(Collected data)
※
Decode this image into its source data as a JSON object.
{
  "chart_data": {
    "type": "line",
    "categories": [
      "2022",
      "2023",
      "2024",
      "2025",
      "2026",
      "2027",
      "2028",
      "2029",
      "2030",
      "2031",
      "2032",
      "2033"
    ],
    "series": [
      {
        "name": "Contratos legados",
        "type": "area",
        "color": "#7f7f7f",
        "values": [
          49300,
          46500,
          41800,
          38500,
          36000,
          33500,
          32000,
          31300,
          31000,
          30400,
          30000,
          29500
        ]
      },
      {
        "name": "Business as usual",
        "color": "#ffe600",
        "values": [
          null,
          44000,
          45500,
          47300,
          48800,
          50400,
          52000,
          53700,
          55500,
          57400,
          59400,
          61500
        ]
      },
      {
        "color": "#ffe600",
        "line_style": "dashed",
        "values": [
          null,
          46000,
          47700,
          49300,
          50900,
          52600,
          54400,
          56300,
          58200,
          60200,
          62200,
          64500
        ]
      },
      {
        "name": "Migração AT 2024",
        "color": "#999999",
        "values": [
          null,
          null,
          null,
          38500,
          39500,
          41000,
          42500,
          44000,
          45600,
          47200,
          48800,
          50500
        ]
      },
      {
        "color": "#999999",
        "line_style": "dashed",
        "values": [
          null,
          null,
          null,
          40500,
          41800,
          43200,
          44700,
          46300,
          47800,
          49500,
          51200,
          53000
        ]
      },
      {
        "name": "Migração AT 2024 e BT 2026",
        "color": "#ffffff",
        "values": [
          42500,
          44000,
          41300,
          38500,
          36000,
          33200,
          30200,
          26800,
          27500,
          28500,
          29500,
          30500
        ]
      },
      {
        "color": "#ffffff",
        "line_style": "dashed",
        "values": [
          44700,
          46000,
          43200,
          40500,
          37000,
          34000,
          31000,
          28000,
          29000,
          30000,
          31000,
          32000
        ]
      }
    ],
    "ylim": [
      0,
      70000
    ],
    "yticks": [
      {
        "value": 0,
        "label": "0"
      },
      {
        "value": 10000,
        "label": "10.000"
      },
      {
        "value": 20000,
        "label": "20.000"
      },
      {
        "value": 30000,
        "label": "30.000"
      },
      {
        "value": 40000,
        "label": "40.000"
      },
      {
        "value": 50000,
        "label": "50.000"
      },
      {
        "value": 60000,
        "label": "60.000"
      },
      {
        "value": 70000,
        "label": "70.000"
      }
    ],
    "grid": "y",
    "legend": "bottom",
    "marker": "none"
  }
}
※
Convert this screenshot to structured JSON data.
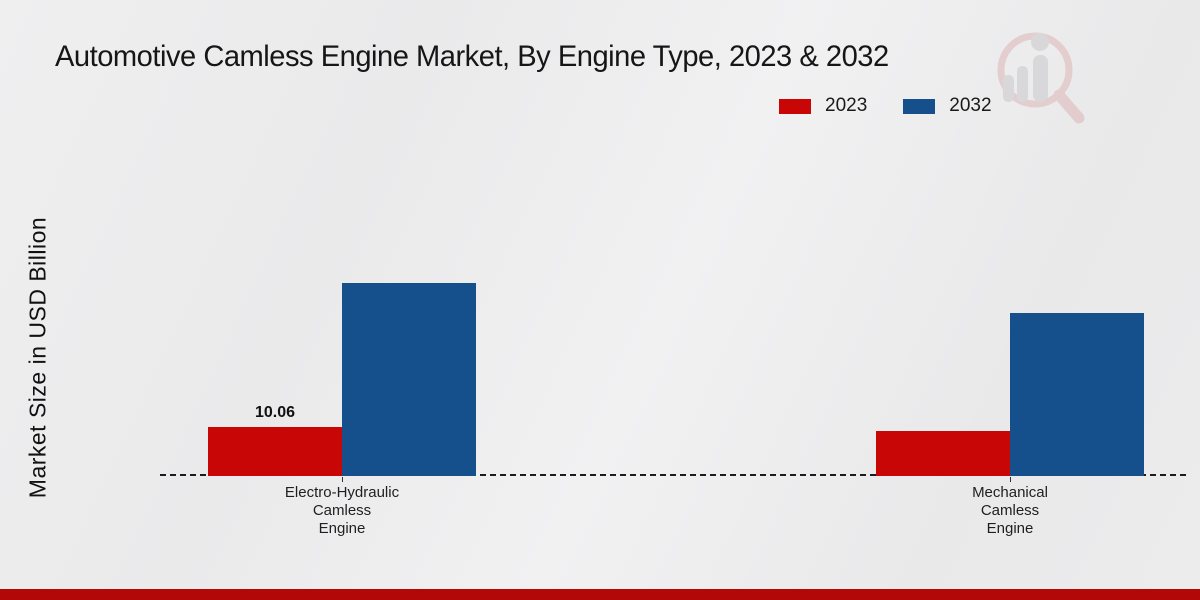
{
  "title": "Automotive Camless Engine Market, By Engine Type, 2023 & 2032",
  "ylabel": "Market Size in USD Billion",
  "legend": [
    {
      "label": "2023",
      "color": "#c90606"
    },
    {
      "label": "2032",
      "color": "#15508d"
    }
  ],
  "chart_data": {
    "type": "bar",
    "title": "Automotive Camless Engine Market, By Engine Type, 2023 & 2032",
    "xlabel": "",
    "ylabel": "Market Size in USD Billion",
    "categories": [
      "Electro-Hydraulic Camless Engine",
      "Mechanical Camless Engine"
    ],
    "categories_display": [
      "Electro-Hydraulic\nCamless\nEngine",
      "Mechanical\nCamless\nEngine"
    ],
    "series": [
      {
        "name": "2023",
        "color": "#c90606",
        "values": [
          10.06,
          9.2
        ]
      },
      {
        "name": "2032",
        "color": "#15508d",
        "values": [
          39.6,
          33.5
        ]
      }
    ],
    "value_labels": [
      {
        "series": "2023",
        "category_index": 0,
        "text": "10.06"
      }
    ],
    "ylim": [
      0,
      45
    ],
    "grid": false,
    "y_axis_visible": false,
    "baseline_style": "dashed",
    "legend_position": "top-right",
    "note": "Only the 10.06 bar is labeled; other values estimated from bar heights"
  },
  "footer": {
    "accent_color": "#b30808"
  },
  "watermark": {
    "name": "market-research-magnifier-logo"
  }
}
※
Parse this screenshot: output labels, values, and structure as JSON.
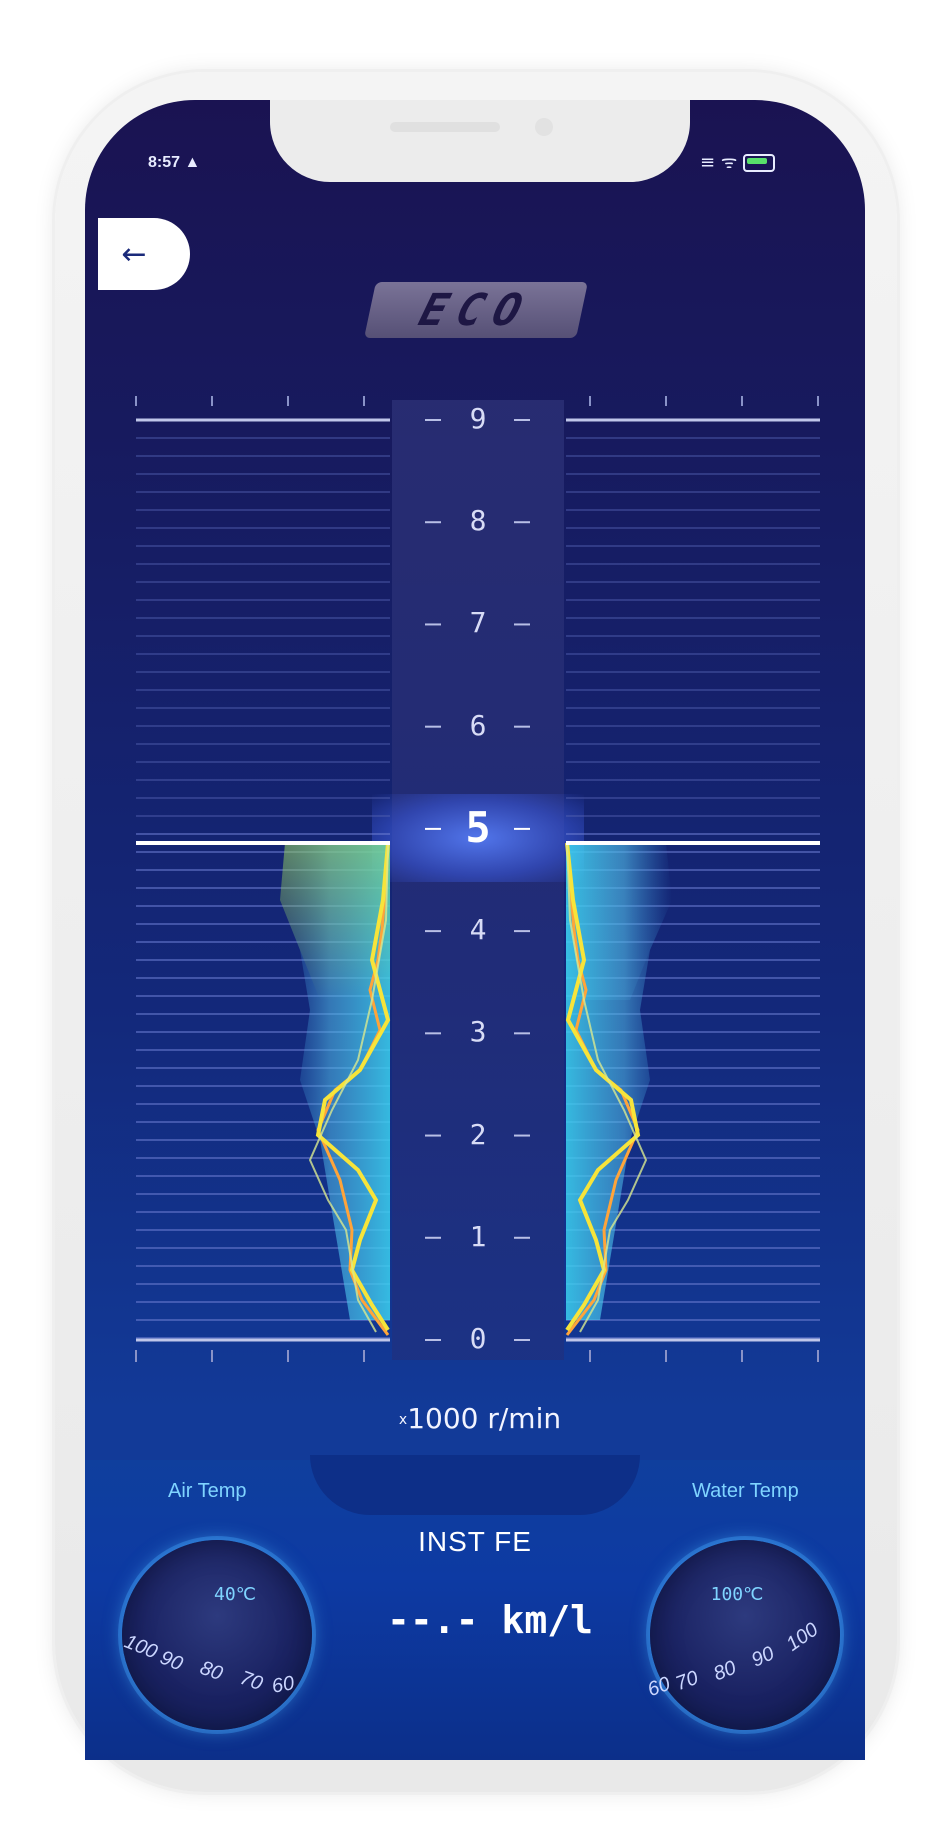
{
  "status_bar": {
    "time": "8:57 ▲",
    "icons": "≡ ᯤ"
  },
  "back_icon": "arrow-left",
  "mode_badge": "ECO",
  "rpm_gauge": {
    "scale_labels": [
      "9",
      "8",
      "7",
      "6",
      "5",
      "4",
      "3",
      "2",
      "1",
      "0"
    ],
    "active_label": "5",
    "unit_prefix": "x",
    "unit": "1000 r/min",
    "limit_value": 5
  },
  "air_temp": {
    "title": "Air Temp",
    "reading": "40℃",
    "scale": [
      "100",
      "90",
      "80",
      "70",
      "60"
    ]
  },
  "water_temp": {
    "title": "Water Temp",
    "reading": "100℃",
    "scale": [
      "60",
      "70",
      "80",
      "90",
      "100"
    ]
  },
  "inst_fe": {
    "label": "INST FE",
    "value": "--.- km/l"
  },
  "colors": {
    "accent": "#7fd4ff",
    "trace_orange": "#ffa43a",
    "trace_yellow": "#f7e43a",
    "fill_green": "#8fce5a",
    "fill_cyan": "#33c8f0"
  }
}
※
▸ **Aim**: From the data, pick out every line that includes "Size".

▸ **The reply**:
  "ylabel": "Market Size in USD Billion",
    "ylabel": "Market Size in USD Billion",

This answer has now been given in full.